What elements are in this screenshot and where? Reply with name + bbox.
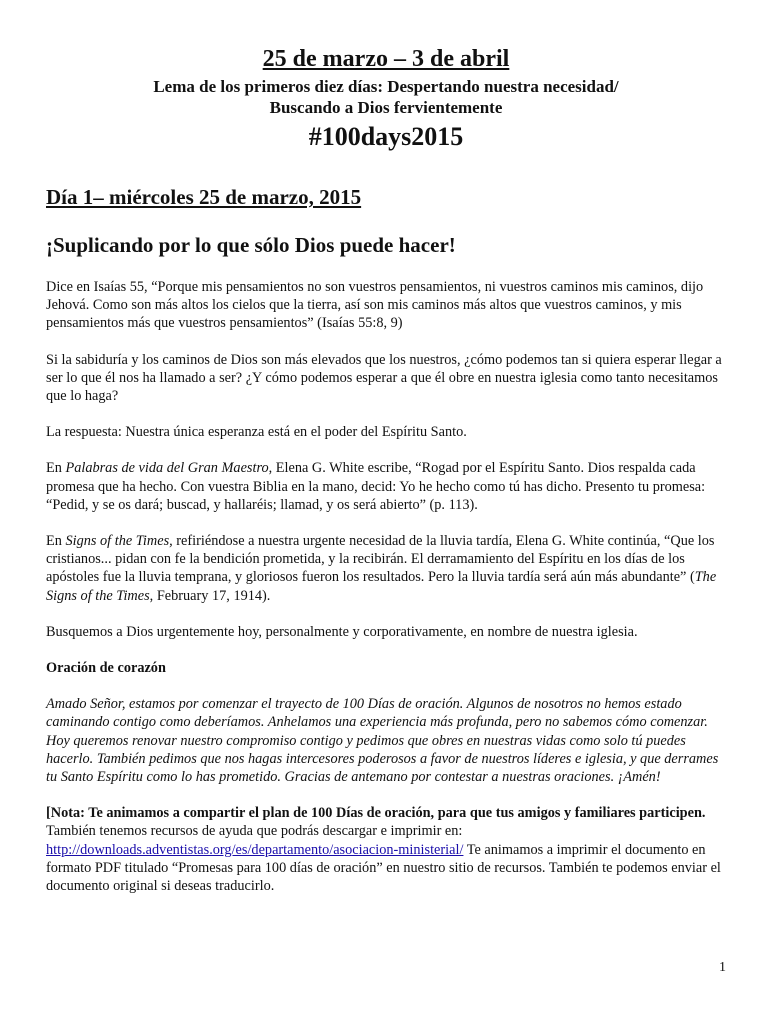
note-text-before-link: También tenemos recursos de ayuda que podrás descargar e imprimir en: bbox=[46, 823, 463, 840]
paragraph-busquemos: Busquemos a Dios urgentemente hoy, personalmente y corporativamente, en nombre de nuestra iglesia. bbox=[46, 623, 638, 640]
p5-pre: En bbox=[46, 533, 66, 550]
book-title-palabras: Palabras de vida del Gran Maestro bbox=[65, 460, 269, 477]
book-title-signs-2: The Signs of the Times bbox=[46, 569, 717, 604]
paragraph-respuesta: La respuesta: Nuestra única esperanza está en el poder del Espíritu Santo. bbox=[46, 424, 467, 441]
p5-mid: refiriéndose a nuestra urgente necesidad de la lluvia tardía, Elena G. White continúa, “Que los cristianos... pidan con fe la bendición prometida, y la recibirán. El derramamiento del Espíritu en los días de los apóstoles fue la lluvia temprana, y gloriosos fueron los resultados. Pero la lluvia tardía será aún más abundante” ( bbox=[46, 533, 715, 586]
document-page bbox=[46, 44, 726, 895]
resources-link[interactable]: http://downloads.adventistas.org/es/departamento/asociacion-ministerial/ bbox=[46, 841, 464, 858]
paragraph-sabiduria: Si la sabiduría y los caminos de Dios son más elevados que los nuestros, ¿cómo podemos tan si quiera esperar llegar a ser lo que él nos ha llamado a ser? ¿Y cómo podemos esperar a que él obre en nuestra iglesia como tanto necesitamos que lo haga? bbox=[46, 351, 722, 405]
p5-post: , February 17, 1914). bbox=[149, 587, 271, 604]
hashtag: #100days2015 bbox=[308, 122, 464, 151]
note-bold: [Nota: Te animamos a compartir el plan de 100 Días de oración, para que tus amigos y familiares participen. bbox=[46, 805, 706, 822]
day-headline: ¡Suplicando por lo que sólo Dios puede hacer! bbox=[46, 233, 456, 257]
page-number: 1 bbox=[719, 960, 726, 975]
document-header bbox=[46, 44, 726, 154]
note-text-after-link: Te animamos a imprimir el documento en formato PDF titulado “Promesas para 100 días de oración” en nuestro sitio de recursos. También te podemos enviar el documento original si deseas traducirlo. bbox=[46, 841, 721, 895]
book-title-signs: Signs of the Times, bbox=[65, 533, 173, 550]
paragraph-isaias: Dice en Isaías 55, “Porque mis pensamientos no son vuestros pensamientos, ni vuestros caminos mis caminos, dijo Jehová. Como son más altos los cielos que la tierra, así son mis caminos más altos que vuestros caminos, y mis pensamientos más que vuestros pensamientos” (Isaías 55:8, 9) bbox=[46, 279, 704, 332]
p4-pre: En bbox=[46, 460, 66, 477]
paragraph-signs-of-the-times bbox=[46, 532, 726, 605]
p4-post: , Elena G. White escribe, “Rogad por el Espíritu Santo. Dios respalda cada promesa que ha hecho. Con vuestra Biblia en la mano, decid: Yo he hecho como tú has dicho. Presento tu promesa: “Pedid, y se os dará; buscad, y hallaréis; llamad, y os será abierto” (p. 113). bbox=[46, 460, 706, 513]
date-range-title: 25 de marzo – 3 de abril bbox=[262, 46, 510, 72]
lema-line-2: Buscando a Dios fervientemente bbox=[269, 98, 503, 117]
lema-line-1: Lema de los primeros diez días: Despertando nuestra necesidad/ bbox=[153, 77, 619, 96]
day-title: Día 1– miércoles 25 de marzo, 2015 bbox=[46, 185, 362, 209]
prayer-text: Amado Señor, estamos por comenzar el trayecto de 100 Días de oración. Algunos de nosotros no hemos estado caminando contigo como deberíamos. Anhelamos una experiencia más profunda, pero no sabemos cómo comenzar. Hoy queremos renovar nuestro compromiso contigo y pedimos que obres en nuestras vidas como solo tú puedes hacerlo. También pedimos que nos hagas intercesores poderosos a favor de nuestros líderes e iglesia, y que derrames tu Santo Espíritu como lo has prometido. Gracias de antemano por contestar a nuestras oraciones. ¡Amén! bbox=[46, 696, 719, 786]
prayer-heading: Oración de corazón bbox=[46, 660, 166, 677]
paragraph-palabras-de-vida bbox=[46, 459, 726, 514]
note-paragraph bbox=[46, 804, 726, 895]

━━━━

Write out every line of the records above word for word, omitting the picture.

What elements are in this screenshot and where? Reply with name + bbox.
note-text-before-link: También tenemos recursos de ayuda que podrás descargar e imprimir en: bbox=[46, 823, 463, 840]
paragraph-busquemos: Busquemos a Dios urgentemente hoy, personalmente y corporativamente, en nombre de nuestra iglesia. bbox=[46, 623, 638, 640]
p5-pre: En bbox=[46, 533, 66, 550]
book-title-palabras: Palabras de vida del Gran Maestro bbox=[65, 460, 269, 477]
book-title-signs-2: The Signs of the Times bbox=[46, 569, 717, 604]
paragraph-respuesta: La respuesta: Nuestra única esperanza está en el poder del Espíritu Santo. bbox=[46, 424, 467, 441]
p5-mid: refiriéndose a nuestra urgente necesidad de la lluvia tardía, Elena G. White continúa, “Que los cristianos... pidan con fe la bendición prometida, y la recibirán. El derramamiento del Espíritu en los días de los apóstoles fue la lluvia temprana, y gloriosos fueron los resultados. Pero la lluvia tardía será aún más abundante” ( bbox=[46, 533, 715, 586]
document-page bbox=[46, 44, 726, 895]
resources-link[interactable]: http://downloads.adventistas.org/es/departamento/asociacion-ministerial/ bbox=[46, 841, 464, 858]
paragraph-sabiduria: Si la sabiduría y los caminos de Dios son más elevados que los nuestros, ¿cómo podemos tan si quiera esperar llegar a ser lo que él nos ha llamado a ser? ¿Y cómo podemos esperar a que él obre en nuestra iglesia como tanto necesitamos que lo haga? bbox=[46, 351, 722, 405]
p5-post: , February 17, 1914). bbox=[149, 587, 271, 604]
hashtag: #100days2015 bbox=[308, 122, 464, 151]
note-bold: [Nota: Te animamos a compartir el plan de 100 Días de oración, para que tus amigos y familiares participen. bbox=[46, 805, 706, 822]
day-headline: ¡Suplicando por lo que sólo Dios puede hacer! bbox=[46, 233, 456, 257]
page-number: 1 bbox=[719, 960, 726, 975]
document-header bbox=[46, 44, 726, 154]
note-text-after-link: Te animamos a imprimir el documento en formato PDF titulado “Promesas para 100 días de oración” en nuestro sitio de recursos. También te podemos enviar el documento original si deseas traducirlo. bbox=[46, 841, 721, 895]
book-title-signs: Signs of the Times, bbox=[65, 533, 173, 550]
paragraph-isaias: Dice en Isaías 55, “Porque mis pensamientos no son vuestros pensamientos, ni vuestros caminos mis caminos, dijo Jehová. Como son más altos los cielos que la tierra, así son mis caminos más altos que vuestros caminos, y mis pensamientos más que vuestros pensamientos” (Isaías 55:8, 9) bbox=[46, 279, 704, 332]
p4-pre: En bbox=[46, 460, 66, 477]
paragraph-signs-of-the-times bbox=[46, 532, 726, 605]
p4-post: , Elena G. White escribe, “Rogad por el Espíritu Santo. Dios respalda cada promesa que ha hecho. Con vuestra Biblia en la mano, decid: Yo he hecho como tú has dicho. Presento tu promesa: “Pedid, y se os dará; buscad, y hallaréis; llamad, y os será abierto” (p. 113). bbox=[46, 460, 706, 513]
date-range-title: 25 de marzo – 3 de abril bbox=[262, 46, 510, 72]
lema-line-2: Buscando a Dios fervientemente bbox=[269, 98, 503, 117]
lema-line-1: Lema de los primeros diez días: Despertando nuestra necesidad/ bbox=[153, 77, 619, 96]
day-title: Día 1– miércoles 25 de marzo, 2015 bbox=[46, 185, 362, 209]
prayer-text: Amado Señor, estamos por comenzar el trayecto de 100 Días de oración. Algunos de nosotros no hemos estado caminando contigo como deberíamos. Anhelamos una experiencia más profunda, pero no sabemos cómo comenzar. Hoy queremos renovar nuestro compromiso contigo y pedimos que obres en nuestras vidas como solo tú puedes hacerlo. También pedimos que nos hagas intercesores poderosos a favor de nuestros líderes e iglesia, y que derrames tu Santo Espíritu como lo has prometido. Gracias de antemano por contestar a nuestras oraciones. ¡Amén! bbox=[46, 696, 719, 786]
prayer-heading: Oración de corazón bbox=[46, 660, 166, 677]
paragraph-palabras-de-vida bbox=[46, 459, 726, 514]
note-paragraph bbox=[46, 804, 726, 895]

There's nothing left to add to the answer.